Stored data
☆ ☆ ☆ ☆ ☆

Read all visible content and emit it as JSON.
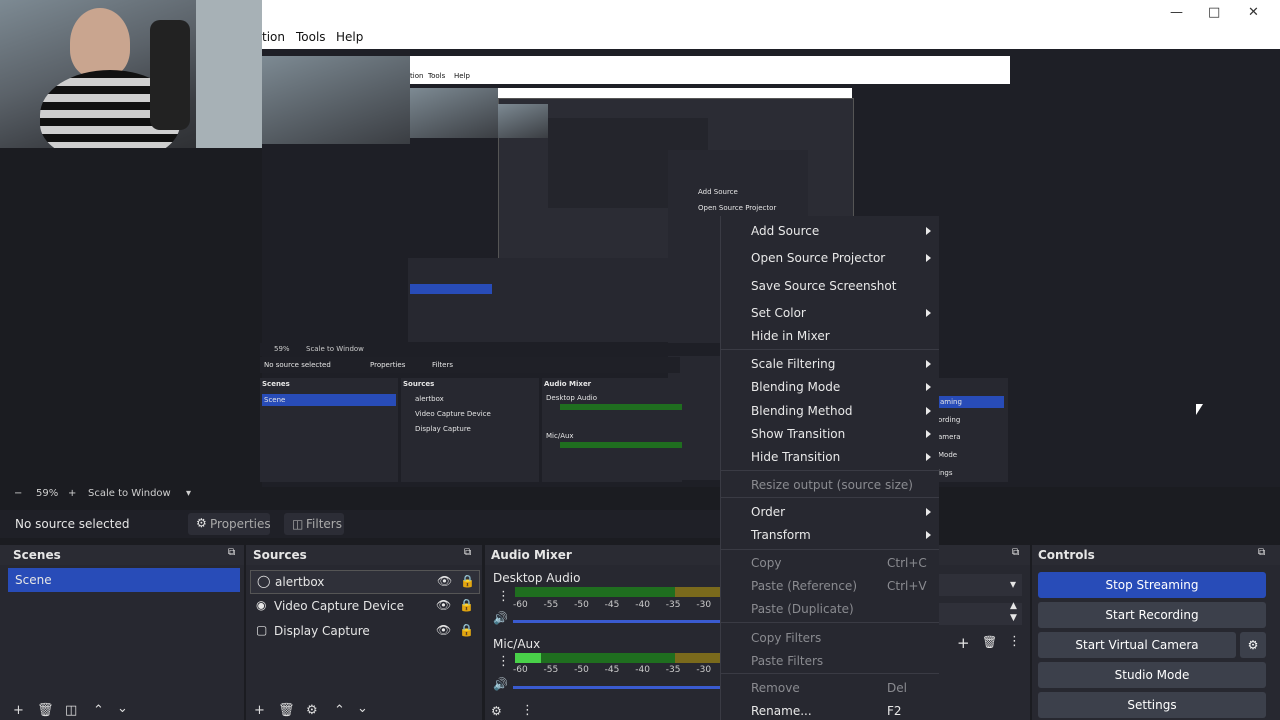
{
  "menubar": {
    "items": [
      "tion",
      "Tools",
      "Help"
    ]
  },
  "preview": {
    "nested_menu": [
      "tion",
      "Tools",
      "Help"
    ],
    "nested_status": "No source selected",
    "nested_scale": "Scale to Window",
    "nested_zoom": "59%",
    "nested_tabs": [
      "Properties",
      "Filters"
    ],
    "nested_scenes_header": "Scenes",
    "nested_sources_header": "Sources",
    "nested_mixer_header": "Audio Mixer",
    "nested_scene": "Scene",
    "nested_sources": [
      "alertbox",
      "Video Capture Device",
      "Display Capture"
    ],
    "nested_desktop_audio": "Desktop Audio",
    "nested_mic": "Mic/Aux",
    "nested_right_items": [
      "aming",
      "ording",
      "amera",
      "Mode",
      "ings"
    ]
  },
  "zoom": {
    "value": "59%",
    "scale_mode": "Scale to Window"
  },
  "source_bar": {
    "status": "No source selected",
    "properties": "Properties",
    "filters": "Filters"
  },
  "docks": {
    "scenes": {
      "title": "Scenes",
      "items": [
        "Scene"
      ]
    },
    "sources": {
      "title": "Sources",
      "items": [
        "alertbox",
        "Video Capture Device",
        "Display Capture"
      ]
    },
    "mixer": {
      "title": "Audio Mixer",
      "channels": [
        {
          "name": "Desktop Audio",
          "ticks": "-60 -55 -50 -45 -40 -35 -30 -25 -20 -15"
        },
        {
          "name": "Mic/Aux",
          "ticks": "-60 -55 -50 -45 -40 -35 -30 -25 -20 -15"
        }
      ]
    },
    "controls": {
      "title": "Controls",
      "buttons": [
        "Stop Streaming",
        "Start Recording",
        "Start Virtual Camera",
        "Studio Mode",
        "Settings"
      ]
    }
  },
  "context_menu": {
    "items": [
      {
        "label": "Add Source",
        "submenu": true
      },
      {
        "label": "Open Source Projector",
        "submenu": true
      },
      {
        "label": "Save Source Screenshot"
      },
      {
        "label": "Set Color",
        "submenu": true
      },
      {
        "label": "Hide in Mixer"
      },
      {
        "label": "Scale Filtering",
        "submenu": true
      },
      {
        "label": "Blending Mode",
        "submenu": true
      },
      {
        "label": "Blending Method",
        "submenu": true
      },
      {
        "label": "Show Transition",
        "submenu": true
      },
      {
        "label": "Hide Transition",
        "submenu": true
      },
      {
        "label": "Resize output (source size)",
        "disabled": true
      },
      {
        "label": "Order",
        "submenu": true
      },
      {
        "label": "Transform",
        "submenu": true
      },
      {
        "label": "Copy",
        "disabled": true,
        "shortcut": "Ctrl+C"
      },
      {
        "label": "Paste (Reference)",
        "disabled": true,
        "shortcut": "Ctrl+V"
      },
      {
        "label": "Paste (Duplicate)",
        "disabled": true
      },
      {
        "label": "Copy Filters",
        "disabled": true
      },
      {
        "label": "Paste Filters",
        "disabled": true
      },
      {
        "label": "Remove",
        "disabled": true,
        "shortcut": "Del"
      },
      {
        "label": "Rename...",
        "shortcut": "F2"
      }
    ]
  },
  "colors": {
    "accent": "#284cb8",
    "panel": "#272830",
    "background": "#1b1c21"
  },
  "icons": [
    "minimize-icon",
    "maximize-icon",
    "close-icon",
    "eye-icon",
    "lock-icon",
    "gear-icon",
    "plus-icon",
    "trash-icon",
    "up-icon",
    "down-icon",
    "speaker-icon"
  ]
}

☆ ☆ ☆ ☆ ☆

* [What this task involves]: Quote every entry exactly, with the pictures omitted.

* [Finished task]:
Read all visible content and emit it as JSON.
{
  "menubar": {
    "items": [
      "tion",
      "Tools",
      "Help"
    ]
  },
  "preview": {
    "nested_menu": [
      "tion",
      "Tools",
      "Help"
    ],
    "nested_status": "No source selected",
    "nested_scale": "Scale to Window",
    "nested_zoom": "59%",
    "nested_tabs": [
      "Properties",
      "Filters"
    ],
    "nested_scenes_header": "Scenes",
    "nested_sources_header": "Sources",
    "nested_mixer_header": "Audio Mixer",
    "nested_scene": "Scene",
    "nested_sources": [
      "alertbox",
      "Video Capture Device",
      "Display Capture"
    ],
    "nested_desktop_audio": "Desktop Audio",
    "nested_mic": "Mic/Aux",
    "nested_right_items": [
      "aming",
      "ording",
      "amera",
      "Mode",
      "ings"
    ]
  },
  "zoom": {
    "value": "59%",
    "scale_mode": "Scale to Window"
  },
  "source_bar": {
    "status": "No source selected",
    "properties": "Properties",
    "filters": "Filters"
  },
  "docks": {
    "scenes": {
      "title": "Scenes",
      "items": [
        "Scene"
      ]
    },
    "sources": {
      "title": "Sources",
      "items": [
        "alertbox",
        "Video Capture Device",
        "Display Capture"
      ]
    },
    "mixer": {
      "title": "Audio Mixer",
      "channels": [
        {
          "name": "Desktop Audio",
          "ticks": "-60 -55 -50 -45 -40 -35 -30 -25 -20 -15"
        },
        {
          "name": "Mic/Aux",
          "ticks": "-60 -55 -50 -45 -40 -35 -30 -25 -20 -15"
        }
      ]
    },
    "controls": {
      "title": "Controls",
      "buttons": [
        "Stop Streaming",
        "Start Recording",
        "Start Virtual Camera",
        "Studio Mode",
        "Settings"
      ]
    }
  },
  "context_menu": {
    "items": [
      {
        "label": "Add Source",
        "submenu": true
      },
      {
        "label": "Open Source Projector",
        "submenu": true
      },
      {
        "label": "Save Source Screenshot"
      },
      {
        "label": "Set Color",
        "submenu": true
      },
      {
        "label": "Hide in Mixer"
      },
      {
        "label": "Scale Filtering",
        "submenu": true
      },
      {
        "label": "Blending Mode",
        "submenu": true
      },
      {
        "label": "Blending Method",
        "submenu": true
      },
      {
        "label": "Show Transition",
        "submenu": true
      },
      {
        "label": "Hide Transition",
        "submenu": true
      },
      {
        "label": "Resize output (source size)",
        "disabled": true
      },
      {
        "label": "Order",
        "submenu": true
      },
      {
        "label": "Transform",
        "submenu": true
      },
      {
        "label": "Copy",
        "disabled": true,
        "shortcut": "Ctrl+C"
      },
      {
        "label": "Paste (Reference)",
        "disabled": true,
        "shortcut": "Ctrl+V"
      },
      {
        "label": "Paste (Duplicate)",
        "disabled": true
      },
      {
        "label": "Copy Filters",
        "disabled": true
      },
      {
        "label": "Paste Filters",
        "disabled": true
      },
      {
        "label": "Remove",
        "disabled": true,
        "shortcut": "Del"
      },
      {
        "label": "Rename...",
        "shortcut": "F2"
      }
    ]
  },
  "colors": {
    "accent": "#284cb8",
    "panel": "#272830",
    "background": "#1b1c21"
  },
  "icons": [
    "minimize-icon",
    "maximize-icon",
    "close-icon",
    "eye-icon",
    "lock-icon",
    "gear-icon",
    "plus-icon",
    "trash-icon",
    "up-icon",
    "down-icon",
    "speaker-icon"
  ]
}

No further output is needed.